--- start THE INPUT ---
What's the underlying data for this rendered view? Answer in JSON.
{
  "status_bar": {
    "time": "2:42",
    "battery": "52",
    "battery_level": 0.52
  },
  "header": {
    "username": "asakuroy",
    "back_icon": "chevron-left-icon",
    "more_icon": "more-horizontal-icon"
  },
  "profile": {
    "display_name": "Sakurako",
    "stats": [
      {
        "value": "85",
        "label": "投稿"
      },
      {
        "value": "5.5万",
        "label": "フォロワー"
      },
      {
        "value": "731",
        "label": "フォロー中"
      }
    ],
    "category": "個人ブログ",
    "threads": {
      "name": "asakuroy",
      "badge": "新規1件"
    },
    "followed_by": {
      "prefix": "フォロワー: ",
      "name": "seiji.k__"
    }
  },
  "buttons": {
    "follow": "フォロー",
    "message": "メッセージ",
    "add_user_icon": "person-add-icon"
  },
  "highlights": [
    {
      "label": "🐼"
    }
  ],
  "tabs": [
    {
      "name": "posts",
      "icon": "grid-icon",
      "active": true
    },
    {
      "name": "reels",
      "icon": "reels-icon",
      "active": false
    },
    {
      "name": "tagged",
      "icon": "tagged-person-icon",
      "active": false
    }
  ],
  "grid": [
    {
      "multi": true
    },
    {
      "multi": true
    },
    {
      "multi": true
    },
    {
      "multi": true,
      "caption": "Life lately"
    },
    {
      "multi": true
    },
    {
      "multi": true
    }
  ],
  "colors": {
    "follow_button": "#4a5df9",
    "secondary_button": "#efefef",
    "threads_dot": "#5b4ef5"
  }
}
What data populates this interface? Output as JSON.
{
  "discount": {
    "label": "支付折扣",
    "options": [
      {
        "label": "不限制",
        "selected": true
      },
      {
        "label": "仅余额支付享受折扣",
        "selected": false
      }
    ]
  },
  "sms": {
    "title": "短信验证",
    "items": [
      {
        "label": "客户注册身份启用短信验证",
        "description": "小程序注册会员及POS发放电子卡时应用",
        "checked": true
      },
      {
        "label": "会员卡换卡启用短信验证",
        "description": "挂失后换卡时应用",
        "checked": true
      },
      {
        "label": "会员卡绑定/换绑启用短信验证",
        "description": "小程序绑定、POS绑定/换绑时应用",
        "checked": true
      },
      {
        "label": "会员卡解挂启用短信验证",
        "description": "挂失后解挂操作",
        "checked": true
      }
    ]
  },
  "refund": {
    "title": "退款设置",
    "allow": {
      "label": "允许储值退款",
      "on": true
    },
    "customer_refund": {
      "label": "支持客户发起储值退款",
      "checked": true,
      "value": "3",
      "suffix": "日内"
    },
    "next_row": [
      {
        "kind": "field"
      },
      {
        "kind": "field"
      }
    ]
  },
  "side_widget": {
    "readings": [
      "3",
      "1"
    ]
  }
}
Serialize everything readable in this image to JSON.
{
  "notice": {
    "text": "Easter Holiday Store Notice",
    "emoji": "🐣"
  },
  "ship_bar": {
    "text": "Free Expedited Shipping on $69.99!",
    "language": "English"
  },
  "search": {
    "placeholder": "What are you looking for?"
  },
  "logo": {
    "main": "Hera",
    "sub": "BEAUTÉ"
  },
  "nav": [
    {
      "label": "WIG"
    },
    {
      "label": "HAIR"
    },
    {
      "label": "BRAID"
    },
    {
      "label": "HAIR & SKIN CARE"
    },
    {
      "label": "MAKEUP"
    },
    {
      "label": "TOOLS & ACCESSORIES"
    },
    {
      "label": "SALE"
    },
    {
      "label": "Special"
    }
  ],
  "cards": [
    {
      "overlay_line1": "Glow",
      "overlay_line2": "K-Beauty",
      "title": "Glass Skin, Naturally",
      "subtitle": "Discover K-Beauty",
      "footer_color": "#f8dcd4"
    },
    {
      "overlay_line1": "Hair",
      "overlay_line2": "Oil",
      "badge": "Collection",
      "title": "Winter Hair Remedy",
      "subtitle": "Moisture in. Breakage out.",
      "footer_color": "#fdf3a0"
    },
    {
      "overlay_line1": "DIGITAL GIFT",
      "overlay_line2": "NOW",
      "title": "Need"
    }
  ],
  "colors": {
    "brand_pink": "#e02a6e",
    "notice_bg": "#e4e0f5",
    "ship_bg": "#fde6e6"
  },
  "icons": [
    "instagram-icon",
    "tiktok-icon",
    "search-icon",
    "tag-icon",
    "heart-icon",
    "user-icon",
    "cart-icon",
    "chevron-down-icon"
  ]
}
--- end THE INPUT ---
→ REQUIREMENT
Return all of the data exactly as it reads.

→ RESPONSE BELOW
What's the underlying data for this rendered view? Answer in JSON.
{
  "status_bar": {
    "time": "2:42",
    "battery": "52",
    "battery_level": 0.52
  },
  "header": {
    "username": "asakuroy",
    "back_icon": "chevron-left-icon",
    "more_icon": "more-horizontal-icon"
  },
  "profile": {
    "display_name": "Sakurako",
    "stats": [
      {
        "value": "85",
        "label": "投稿"
      },
      {
        "value": "5.5万",
        "label": "フォロワー"
      },
      {
        "value": "731",
        "label": "フォロー中"
      }
    ],
    "category": "個人ブログ",
    "threads": {
      "name": "asakuroy",
      "badge": "新規1件"
    },
    "followed_by": {
      "prefix": "フォロワー: ",
      "name": "seiji.k__"
    }
  },
  "buttons": {
    "follow": "フォロー",
    "message": "メッセージ",
    "add_user_icon": "person-add-icon"
  },
  "highlights": [
    {
      "label": "🐼"
    }
  ],
  "tabs": [
    {
      "name": "posts",
      "icon": "grid-icon",
      "active": true
    },
    {
      "name": "reels",
      "icon": "reels-icon",
      "active": false
    },
    {
      "name": "tagged",
      "icon": "tagged-person-icon",
      "active": false
    }
  ],
  "grid": [
    {
      "multi": true
    },
    {
      "multi": true
    },
    {
      "multi": true
    },
    {
      "multi": true,
      "caption": "Life lately"
    },
    {
      "multi": true
    },
    {
      "multi": true
    }
  ],
  "colors": {
    "follow_button": "#4a5df9",
    "secondary_button": "#efefef",
    "threads_dot": "#5b4ef5"
  }
}
What data populates this interface? Output as JSON.
{
  "discount": {
    "label": "支付折扣",
    "options": [
      {
        "label": "不限制",
        "selected": true
      },
      {
        "label": "仅余额支付享受折扣",
        "selected": false
      }
    ]
  },
  "sms": {
    "title": "短信验证",
    "items": [
      {
        "label": "客户注册身份启用短信验证",
        "description": "小程序注册会员及POS发放电子卡时应用",
        "checked": true
      },
      {
        "label": "会员卡换卡启用短信验证",
        "description": "挂失后换卡时应用",
        "checked": true
      },
      {
        "label": "会员卡绑定/换绑启用短信验证",
        "description": "小程序绑定、POS绑定/换绑时应用",
        "checked": true
      },
      {
        "label": "会员卡解挂启用短信验证",
        "description": "挂失后解挂操作",
        "checked": true
      }
    ]
  },
  "refund": {
    "title": "退款设置",
    "allow": {
      "label": "允许储值退款",
      "on": true
    },
    "customer_refund": {
      "label": "支持客户发起储值退款",
      "checked": true,
      "value": "3",
      "suffix": "日内"
    },
    "next_row": [
      {
        "kind": "field"
      },
      {
        "kind": "field"
      }
    ]
  },
  "side_widget": {
    "readings": [
      "3",
      "1"
    ]
  }
}
Serialize everything readable in this image to JSON.
{
  "notice": {
    "text": "Easter Holiday Store Notice",
    "emoji": "🐣"
  },
  "ship_bar": {
    "text": "Free Expedited Shipping on $69.99!",
    "language": "English"
  },
  "search": {
    "placeholder": "What are you looking for?"
  },
  "logo": {
    "main": "Hera",
    "sub": "BEAUTÉ"
  },
  "nav": [
    {
      "label": "WIG"
    },
    {
      "label": "HAIR"
    },
    {
      "label": "BRAID"
    },
    {
      "label": "HAIR & SKIN CARE"
    },
    {
      "label": "MAKEUP"
    },
    {
      "label": "TOOLS & ACCESSORIES"
    },
    {
      "label": "SALE"
    },
    {
      "label": "Special"
    }
  ],
  "cards": [
    {
      "overlay_line1": "Glow",
      "overlay_line2": "K-Beauty",
      "title": "Glass Skin, Naturally",
      "subtitle": "Discover K-Beauty",
      "footer_color": "#f8dcd4"
    },
    {
      "overlay_line1": "Hair",
      "overlay_line2": "Oil",
      "badge": "Collection",
      "title": "Winter Hair Remedy",
      "subtitle": "Moisture in. Breakage out.",
      "footer_color": "#fdf3a0"
    },
    {
      "overlay_line1": "DIGITAL GIFT",
      "overlay_line2": "NOW",
      "title": "Need"
    }
  ],
  "colors": {
    "brand_pink": "#e02a6e",
    "notice_bg": "#e4e0f5",
    "ship_bg": "#fde6e6"
  },
  "icons": [
    "instagram-icon",
    "tiktok-icon",
    "search-icon",
    "tag-icon",
    "heart-icon",
    "user-icon",
    "cart-icon",
    "chevron-down-icon"
  ]
}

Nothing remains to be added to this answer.